### Instructions to follow
Filter these entries so that only lines with the word "Python" remain.

++++ Given entries ++++

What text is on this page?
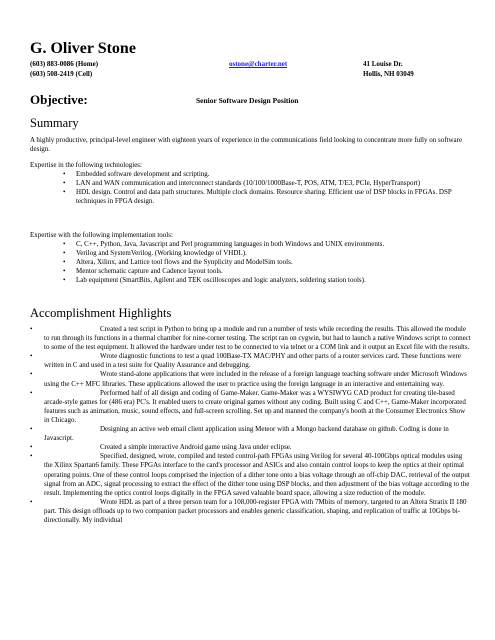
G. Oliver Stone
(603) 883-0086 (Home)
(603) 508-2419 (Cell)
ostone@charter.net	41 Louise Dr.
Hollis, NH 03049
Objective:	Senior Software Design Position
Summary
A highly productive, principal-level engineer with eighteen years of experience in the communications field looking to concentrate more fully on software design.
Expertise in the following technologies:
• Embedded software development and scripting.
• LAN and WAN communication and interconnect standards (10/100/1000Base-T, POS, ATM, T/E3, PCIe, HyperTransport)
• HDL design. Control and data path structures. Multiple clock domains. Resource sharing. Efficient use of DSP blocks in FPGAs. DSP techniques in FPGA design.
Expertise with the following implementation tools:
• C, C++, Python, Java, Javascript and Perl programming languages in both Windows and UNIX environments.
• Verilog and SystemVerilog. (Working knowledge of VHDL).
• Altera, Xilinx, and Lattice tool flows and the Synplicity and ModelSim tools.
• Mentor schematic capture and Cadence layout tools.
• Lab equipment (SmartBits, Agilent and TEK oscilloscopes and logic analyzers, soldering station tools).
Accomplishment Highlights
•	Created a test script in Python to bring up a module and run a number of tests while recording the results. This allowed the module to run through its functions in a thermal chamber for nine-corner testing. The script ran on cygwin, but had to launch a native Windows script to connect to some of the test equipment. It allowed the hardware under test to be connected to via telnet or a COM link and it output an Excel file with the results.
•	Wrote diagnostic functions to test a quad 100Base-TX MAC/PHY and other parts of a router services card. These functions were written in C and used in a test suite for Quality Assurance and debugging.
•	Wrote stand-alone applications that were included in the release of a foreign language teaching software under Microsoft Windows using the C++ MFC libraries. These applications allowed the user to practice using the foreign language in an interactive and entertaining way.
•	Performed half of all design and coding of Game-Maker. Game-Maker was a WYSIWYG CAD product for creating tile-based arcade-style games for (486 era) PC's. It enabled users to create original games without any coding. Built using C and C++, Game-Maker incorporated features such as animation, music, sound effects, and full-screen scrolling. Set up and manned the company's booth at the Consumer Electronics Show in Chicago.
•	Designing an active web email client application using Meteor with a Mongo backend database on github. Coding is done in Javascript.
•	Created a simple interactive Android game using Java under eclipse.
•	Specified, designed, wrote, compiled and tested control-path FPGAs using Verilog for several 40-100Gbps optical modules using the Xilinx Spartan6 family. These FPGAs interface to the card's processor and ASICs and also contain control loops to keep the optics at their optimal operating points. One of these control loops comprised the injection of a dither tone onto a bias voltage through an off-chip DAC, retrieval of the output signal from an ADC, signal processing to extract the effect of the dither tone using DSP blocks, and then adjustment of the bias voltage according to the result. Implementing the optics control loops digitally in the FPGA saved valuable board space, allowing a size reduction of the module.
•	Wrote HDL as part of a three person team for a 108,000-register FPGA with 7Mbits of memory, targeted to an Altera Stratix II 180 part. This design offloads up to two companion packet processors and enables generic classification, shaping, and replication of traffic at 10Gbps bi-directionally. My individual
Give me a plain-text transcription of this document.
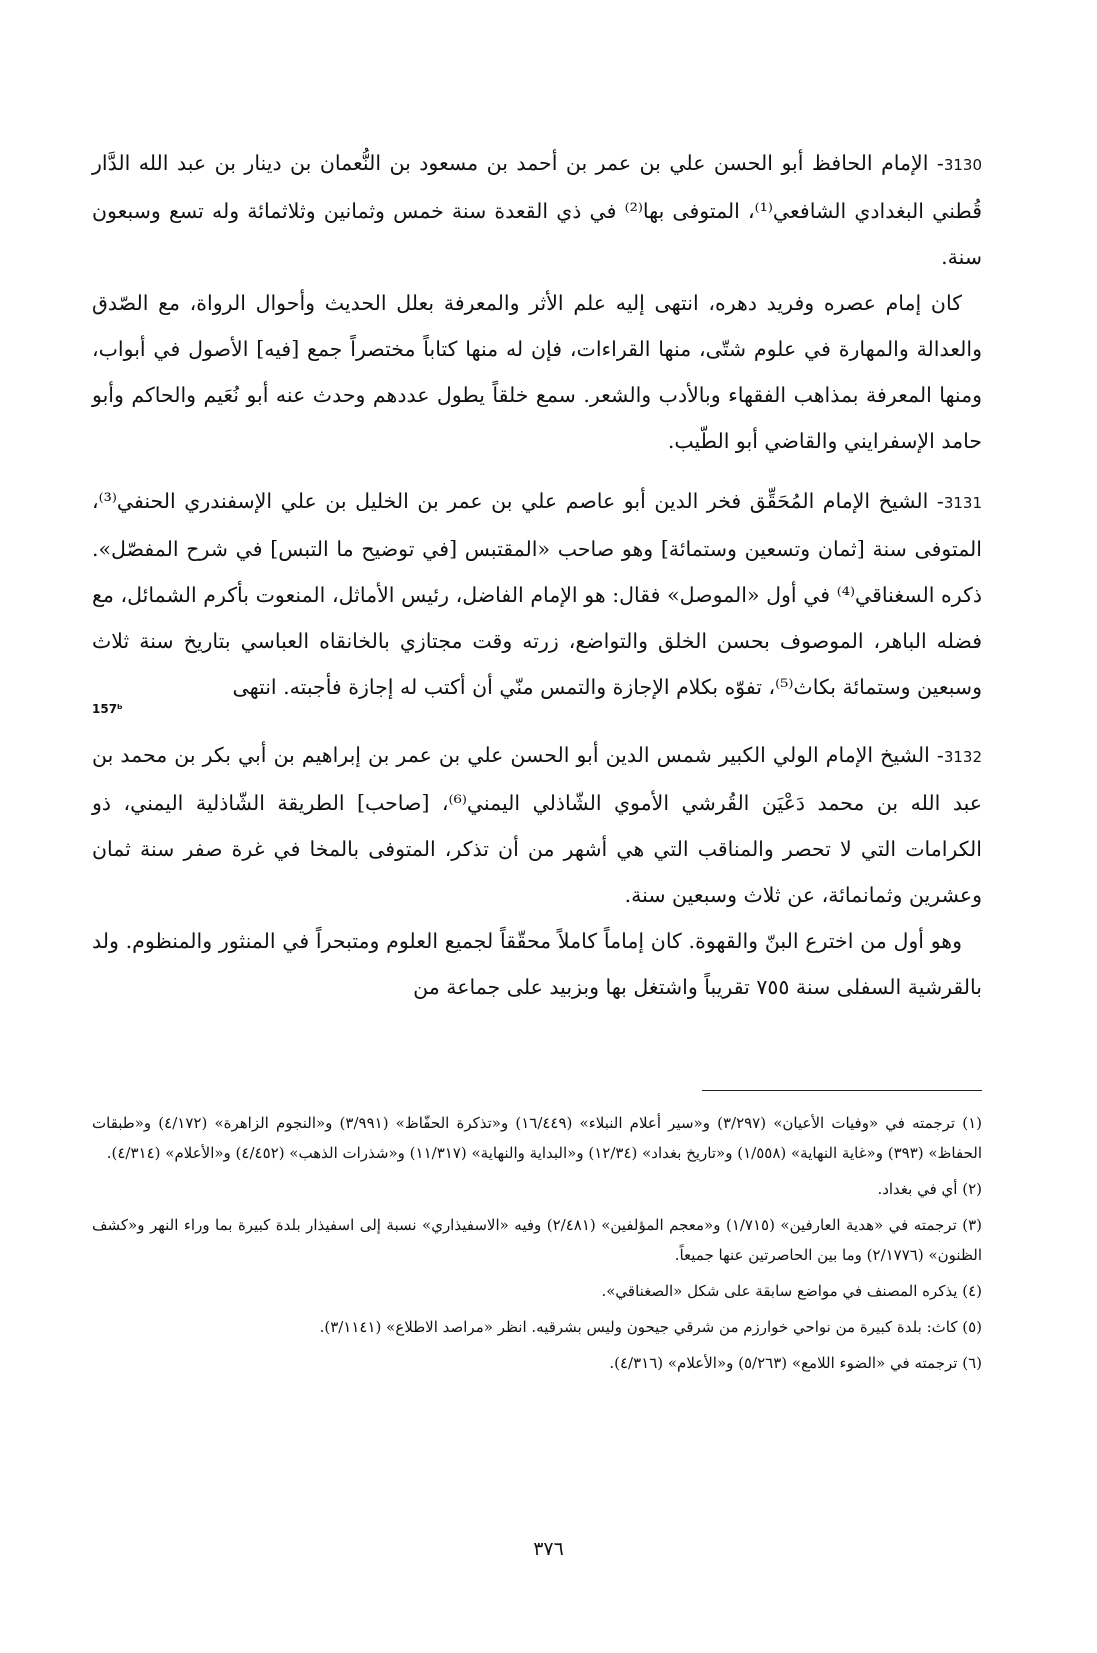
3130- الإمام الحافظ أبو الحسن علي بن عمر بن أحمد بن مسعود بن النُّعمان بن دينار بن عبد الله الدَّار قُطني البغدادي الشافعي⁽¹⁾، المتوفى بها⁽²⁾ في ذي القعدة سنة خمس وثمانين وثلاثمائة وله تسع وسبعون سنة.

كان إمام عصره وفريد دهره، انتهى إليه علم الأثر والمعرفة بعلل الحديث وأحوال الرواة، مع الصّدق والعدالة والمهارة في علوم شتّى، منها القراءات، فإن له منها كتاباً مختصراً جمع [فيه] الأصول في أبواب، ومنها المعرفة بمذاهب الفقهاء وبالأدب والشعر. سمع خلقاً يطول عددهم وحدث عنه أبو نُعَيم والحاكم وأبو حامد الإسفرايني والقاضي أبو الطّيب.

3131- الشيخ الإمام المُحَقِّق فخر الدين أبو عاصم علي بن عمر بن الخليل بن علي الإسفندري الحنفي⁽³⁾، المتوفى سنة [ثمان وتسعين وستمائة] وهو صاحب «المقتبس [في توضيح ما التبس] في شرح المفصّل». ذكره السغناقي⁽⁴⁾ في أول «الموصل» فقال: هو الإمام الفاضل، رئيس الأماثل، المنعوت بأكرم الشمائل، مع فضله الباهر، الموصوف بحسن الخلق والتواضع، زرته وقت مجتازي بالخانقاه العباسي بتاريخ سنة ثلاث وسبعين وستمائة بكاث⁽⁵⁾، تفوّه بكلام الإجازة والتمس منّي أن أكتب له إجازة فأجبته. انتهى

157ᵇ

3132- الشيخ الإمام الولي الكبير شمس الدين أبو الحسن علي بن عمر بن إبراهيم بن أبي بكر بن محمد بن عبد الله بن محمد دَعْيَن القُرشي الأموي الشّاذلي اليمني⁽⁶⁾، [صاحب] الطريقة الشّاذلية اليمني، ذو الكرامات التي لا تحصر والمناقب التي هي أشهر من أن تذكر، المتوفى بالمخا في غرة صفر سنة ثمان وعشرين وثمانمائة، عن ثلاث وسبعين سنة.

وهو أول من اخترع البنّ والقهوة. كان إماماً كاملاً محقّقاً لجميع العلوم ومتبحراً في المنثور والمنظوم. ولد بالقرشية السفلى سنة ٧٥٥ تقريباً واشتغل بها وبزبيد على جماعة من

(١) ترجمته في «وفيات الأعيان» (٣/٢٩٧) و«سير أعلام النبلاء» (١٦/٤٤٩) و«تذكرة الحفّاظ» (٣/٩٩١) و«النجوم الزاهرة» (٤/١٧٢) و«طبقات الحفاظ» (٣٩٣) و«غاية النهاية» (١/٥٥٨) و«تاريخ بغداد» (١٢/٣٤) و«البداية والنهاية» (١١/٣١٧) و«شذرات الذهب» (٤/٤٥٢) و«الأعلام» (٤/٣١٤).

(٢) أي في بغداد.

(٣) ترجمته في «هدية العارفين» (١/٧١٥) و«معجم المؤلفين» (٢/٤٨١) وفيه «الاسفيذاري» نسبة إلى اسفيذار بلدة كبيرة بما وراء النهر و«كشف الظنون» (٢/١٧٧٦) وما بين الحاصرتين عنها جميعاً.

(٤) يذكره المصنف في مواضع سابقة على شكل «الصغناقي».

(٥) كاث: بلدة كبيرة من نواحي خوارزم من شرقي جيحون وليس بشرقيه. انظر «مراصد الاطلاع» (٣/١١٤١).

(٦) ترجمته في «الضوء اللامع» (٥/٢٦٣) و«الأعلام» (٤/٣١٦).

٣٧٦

++++

### Exercise solution
• C, C++, Python, Java, Javascript and Perl programming languages in both Windows and UNIX environments.
•	Created a test script in Python to bring up a module and run a number of tests while recording the results. This allowed the module to run through its functions in a thermal chamber for nine-corner testing. The script ran on cygwin, but had to launch a native Windows script to connect to some of the test equipment. It allowed the hardware under test to be connected to via telnet or a COM link and it output an Excel file with the results.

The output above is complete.